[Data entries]
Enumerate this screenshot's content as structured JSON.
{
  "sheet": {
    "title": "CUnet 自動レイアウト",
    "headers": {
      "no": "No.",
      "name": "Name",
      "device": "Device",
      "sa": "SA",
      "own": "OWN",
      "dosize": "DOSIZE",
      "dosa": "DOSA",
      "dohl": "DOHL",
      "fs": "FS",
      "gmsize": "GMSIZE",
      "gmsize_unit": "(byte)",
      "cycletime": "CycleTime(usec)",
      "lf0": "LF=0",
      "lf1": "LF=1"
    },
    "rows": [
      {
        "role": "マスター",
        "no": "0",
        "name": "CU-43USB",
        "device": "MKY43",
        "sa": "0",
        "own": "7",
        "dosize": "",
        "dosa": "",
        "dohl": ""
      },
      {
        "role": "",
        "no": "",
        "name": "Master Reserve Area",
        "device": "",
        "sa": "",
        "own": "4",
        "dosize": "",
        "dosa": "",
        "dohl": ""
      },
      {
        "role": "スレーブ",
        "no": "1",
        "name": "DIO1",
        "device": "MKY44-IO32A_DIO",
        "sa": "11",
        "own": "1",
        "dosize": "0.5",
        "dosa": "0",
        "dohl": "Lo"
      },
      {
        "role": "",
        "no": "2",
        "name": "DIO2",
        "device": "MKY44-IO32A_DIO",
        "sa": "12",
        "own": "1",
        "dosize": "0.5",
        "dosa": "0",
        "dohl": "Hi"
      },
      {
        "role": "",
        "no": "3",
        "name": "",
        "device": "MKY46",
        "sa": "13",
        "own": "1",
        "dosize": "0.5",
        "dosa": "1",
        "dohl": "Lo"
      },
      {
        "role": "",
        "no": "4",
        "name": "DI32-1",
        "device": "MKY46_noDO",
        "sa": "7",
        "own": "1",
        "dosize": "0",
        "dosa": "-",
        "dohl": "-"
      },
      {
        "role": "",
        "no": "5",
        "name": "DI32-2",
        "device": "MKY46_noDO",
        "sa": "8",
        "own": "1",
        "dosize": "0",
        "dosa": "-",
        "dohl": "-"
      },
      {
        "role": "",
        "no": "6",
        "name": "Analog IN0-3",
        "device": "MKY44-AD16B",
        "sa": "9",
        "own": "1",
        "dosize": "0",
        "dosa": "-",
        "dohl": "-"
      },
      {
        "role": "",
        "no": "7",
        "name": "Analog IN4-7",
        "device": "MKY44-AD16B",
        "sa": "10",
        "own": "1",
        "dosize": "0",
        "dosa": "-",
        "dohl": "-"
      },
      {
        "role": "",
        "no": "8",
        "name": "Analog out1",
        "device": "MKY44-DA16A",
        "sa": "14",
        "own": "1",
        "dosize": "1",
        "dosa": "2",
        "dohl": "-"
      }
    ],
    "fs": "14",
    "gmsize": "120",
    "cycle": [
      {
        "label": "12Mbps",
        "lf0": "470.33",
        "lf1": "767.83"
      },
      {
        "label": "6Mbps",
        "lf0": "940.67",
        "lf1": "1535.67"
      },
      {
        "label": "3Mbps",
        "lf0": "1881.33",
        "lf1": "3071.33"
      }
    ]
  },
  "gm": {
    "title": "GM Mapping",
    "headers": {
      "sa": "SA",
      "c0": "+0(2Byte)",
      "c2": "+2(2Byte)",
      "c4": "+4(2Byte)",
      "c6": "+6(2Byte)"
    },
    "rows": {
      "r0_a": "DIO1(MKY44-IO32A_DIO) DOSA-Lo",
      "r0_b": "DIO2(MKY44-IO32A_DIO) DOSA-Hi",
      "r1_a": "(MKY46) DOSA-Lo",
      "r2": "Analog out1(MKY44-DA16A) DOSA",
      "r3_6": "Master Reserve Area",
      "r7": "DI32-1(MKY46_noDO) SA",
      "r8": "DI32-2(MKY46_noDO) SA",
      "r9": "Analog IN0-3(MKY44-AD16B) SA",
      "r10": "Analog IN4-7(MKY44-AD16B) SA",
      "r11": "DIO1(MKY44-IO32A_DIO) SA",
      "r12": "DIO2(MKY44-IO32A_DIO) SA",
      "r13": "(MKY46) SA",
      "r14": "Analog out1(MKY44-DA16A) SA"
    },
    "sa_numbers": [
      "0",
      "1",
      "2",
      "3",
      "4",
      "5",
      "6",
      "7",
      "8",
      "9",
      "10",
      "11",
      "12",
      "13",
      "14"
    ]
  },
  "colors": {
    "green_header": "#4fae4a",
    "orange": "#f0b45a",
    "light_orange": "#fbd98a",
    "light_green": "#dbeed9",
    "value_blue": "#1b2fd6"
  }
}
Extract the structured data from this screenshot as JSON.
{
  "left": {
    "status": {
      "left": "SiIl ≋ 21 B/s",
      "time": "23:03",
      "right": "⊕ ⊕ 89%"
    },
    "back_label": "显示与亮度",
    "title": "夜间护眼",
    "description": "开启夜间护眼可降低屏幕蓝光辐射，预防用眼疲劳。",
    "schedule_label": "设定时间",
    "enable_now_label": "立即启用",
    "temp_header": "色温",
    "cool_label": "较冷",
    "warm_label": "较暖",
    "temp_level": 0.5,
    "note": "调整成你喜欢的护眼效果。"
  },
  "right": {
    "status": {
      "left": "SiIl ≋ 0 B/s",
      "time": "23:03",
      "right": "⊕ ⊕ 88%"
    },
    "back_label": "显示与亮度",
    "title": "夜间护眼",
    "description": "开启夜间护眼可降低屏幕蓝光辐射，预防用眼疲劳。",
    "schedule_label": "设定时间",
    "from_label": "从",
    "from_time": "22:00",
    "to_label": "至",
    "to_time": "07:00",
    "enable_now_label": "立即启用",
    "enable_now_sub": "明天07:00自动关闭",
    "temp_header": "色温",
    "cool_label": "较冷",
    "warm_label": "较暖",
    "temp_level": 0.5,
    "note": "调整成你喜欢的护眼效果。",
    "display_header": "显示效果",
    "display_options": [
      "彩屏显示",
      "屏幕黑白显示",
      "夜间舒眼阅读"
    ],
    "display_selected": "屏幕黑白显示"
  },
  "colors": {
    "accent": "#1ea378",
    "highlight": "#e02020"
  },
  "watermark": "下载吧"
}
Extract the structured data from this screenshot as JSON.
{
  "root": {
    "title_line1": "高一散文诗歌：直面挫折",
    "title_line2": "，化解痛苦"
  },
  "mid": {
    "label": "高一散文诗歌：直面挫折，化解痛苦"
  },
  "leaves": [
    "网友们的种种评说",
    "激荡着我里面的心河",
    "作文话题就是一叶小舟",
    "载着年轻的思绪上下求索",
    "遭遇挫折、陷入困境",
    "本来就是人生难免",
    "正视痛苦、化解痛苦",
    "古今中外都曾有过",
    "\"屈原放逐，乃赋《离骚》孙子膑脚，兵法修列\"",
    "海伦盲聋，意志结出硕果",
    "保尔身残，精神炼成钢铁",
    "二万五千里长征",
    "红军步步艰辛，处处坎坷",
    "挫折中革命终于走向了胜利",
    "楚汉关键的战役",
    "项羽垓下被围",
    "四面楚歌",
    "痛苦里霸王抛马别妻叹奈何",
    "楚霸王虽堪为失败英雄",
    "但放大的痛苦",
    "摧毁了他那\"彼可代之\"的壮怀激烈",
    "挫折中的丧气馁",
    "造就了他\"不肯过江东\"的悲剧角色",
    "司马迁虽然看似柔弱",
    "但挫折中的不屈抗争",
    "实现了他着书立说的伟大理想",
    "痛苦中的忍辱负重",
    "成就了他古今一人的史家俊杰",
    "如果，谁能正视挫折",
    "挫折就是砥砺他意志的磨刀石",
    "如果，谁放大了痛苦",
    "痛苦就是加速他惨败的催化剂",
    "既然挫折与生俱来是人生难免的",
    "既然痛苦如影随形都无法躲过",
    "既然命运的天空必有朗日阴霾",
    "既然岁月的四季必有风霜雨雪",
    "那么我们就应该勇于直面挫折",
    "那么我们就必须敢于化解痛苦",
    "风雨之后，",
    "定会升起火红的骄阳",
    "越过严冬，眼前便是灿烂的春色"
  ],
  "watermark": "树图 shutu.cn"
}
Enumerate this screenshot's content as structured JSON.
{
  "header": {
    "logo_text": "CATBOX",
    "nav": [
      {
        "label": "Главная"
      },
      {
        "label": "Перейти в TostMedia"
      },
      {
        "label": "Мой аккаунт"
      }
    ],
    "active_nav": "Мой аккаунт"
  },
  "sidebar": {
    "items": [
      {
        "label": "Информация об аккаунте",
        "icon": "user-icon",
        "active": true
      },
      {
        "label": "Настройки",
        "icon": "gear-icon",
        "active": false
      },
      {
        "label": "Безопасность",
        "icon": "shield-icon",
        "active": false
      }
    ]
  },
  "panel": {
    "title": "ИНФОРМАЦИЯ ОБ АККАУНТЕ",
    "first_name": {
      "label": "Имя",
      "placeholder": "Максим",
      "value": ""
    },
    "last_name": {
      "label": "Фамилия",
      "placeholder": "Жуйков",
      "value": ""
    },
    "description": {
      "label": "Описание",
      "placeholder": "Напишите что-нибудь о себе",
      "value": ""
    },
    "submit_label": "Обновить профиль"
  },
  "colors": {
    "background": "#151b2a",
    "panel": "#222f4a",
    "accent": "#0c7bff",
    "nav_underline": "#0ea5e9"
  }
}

• _TASK OBJECTIVE_
Identify each line in the records above containing the word "Area"; copy those lines.

• _ANSWER TO THIS EXERCISE_
        "name": "Master Reserve Area",
      "r3_6": "Master Reserve Area",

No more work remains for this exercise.